▸ Set exercise
Give the number of lines that include the word "name", nothing more.

▸ Exercise input

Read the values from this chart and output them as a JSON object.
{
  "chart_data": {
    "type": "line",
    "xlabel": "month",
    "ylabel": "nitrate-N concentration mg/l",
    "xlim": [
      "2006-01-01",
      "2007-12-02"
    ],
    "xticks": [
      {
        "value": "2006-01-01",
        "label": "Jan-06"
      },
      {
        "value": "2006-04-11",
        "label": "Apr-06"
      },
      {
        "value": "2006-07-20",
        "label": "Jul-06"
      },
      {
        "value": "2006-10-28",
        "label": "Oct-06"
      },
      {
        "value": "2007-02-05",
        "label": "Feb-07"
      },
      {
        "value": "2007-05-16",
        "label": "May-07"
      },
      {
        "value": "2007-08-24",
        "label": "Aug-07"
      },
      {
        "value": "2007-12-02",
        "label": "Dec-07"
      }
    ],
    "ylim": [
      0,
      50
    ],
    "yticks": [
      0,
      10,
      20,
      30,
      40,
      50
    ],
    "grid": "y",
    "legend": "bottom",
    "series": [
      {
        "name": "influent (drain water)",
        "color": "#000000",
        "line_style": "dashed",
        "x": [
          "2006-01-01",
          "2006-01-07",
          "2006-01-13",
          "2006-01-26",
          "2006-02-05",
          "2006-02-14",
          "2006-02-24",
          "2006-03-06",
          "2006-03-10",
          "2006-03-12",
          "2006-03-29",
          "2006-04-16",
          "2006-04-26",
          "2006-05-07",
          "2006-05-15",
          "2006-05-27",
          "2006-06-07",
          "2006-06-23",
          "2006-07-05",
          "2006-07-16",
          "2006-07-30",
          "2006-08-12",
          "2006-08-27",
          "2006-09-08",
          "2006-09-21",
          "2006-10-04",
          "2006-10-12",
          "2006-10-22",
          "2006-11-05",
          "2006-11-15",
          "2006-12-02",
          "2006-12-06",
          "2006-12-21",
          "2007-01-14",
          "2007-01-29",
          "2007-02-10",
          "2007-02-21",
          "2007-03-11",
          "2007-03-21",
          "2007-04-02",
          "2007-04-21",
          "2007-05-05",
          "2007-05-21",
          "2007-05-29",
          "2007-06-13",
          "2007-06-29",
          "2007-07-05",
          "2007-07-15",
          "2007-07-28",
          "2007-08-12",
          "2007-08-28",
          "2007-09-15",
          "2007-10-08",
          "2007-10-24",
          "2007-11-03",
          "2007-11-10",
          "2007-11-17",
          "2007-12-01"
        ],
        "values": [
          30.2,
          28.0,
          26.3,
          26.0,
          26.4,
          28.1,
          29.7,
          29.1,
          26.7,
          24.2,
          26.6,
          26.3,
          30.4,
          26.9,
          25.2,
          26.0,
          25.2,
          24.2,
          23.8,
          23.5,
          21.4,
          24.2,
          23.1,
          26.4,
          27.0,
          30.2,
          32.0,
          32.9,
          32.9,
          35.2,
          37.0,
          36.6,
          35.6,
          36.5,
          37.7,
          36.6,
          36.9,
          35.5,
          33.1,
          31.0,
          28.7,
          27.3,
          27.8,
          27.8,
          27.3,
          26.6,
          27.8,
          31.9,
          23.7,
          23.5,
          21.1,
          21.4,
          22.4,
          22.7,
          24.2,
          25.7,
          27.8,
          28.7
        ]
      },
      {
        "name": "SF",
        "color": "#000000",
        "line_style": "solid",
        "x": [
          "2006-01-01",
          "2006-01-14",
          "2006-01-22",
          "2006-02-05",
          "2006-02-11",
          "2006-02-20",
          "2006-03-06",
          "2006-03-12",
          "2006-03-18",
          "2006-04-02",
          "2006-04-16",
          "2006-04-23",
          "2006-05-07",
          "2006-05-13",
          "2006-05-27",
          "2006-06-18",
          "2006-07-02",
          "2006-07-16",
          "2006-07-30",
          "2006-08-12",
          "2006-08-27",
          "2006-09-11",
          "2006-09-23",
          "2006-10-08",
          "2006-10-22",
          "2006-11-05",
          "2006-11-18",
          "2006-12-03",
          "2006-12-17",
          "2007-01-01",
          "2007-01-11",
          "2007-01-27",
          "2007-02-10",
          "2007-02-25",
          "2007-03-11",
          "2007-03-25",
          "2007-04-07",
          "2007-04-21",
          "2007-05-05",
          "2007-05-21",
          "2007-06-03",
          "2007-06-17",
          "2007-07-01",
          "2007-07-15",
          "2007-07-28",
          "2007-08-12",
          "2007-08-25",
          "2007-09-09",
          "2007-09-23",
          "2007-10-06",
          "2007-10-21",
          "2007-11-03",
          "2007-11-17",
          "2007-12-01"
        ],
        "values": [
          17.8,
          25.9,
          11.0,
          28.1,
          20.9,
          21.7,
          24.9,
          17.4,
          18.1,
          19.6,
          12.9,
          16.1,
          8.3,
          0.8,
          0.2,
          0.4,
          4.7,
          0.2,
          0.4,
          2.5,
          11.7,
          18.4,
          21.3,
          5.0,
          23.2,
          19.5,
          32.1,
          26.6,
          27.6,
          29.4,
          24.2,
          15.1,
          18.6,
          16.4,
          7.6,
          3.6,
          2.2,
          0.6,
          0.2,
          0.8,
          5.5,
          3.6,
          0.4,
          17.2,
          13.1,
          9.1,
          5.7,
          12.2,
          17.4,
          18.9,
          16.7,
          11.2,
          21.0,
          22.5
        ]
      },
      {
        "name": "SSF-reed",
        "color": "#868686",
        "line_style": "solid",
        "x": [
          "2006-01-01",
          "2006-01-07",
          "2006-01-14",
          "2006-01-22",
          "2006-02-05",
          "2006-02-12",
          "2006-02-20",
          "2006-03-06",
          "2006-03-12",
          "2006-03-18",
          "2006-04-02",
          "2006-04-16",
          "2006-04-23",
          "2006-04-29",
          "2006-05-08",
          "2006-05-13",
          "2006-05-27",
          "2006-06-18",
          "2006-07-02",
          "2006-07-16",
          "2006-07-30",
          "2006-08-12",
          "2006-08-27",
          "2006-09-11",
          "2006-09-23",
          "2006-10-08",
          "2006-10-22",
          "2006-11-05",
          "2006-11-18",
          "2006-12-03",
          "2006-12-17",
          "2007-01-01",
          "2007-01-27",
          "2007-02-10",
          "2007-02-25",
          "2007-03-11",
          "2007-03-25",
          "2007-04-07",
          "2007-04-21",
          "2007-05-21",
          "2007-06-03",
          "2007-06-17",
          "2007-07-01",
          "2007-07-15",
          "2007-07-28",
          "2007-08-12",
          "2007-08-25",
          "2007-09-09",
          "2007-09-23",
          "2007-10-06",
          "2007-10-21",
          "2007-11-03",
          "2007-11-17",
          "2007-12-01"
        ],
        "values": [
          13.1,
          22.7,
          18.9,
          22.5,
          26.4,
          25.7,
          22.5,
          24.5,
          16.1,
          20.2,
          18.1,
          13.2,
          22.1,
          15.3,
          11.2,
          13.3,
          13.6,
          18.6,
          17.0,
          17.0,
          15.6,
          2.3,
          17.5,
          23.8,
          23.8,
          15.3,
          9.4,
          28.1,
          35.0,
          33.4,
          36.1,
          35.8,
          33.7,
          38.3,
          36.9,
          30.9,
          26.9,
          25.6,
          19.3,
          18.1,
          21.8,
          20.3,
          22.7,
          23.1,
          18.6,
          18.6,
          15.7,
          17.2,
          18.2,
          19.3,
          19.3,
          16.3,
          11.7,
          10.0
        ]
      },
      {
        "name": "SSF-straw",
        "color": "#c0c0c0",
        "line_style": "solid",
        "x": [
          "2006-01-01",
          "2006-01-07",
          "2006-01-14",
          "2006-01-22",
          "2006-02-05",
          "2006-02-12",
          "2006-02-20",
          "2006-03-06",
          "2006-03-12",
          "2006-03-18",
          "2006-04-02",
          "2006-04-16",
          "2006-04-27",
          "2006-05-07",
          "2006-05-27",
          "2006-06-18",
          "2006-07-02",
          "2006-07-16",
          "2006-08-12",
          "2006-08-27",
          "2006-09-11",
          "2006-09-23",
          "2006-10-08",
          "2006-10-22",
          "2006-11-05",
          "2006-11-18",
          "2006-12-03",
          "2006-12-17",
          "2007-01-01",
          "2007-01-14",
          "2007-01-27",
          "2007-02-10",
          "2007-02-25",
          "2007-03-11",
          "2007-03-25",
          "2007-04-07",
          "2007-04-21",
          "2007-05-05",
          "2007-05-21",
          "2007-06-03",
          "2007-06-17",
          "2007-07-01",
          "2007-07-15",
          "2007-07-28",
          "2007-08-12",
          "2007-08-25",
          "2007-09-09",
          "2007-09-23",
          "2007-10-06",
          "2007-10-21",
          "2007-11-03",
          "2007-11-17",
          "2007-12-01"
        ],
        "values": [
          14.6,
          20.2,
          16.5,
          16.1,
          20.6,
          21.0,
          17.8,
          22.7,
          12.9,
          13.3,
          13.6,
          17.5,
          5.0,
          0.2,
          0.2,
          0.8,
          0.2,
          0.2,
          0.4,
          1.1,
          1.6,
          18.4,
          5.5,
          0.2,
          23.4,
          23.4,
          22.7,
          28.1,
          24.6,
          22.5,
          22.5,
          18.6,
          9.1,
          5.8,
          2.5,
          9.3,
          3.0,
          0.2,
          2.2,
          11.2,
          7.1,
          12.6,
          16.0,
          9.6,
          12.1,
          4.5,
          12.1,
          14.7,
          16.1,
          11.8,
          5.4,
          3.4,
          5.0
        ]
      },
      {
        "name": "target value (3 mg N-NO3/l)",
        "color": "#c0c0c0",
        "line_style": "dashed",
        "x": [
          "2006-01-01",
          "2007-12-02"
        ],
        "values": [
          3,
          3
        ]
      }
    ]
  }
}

▸ Finished answer
5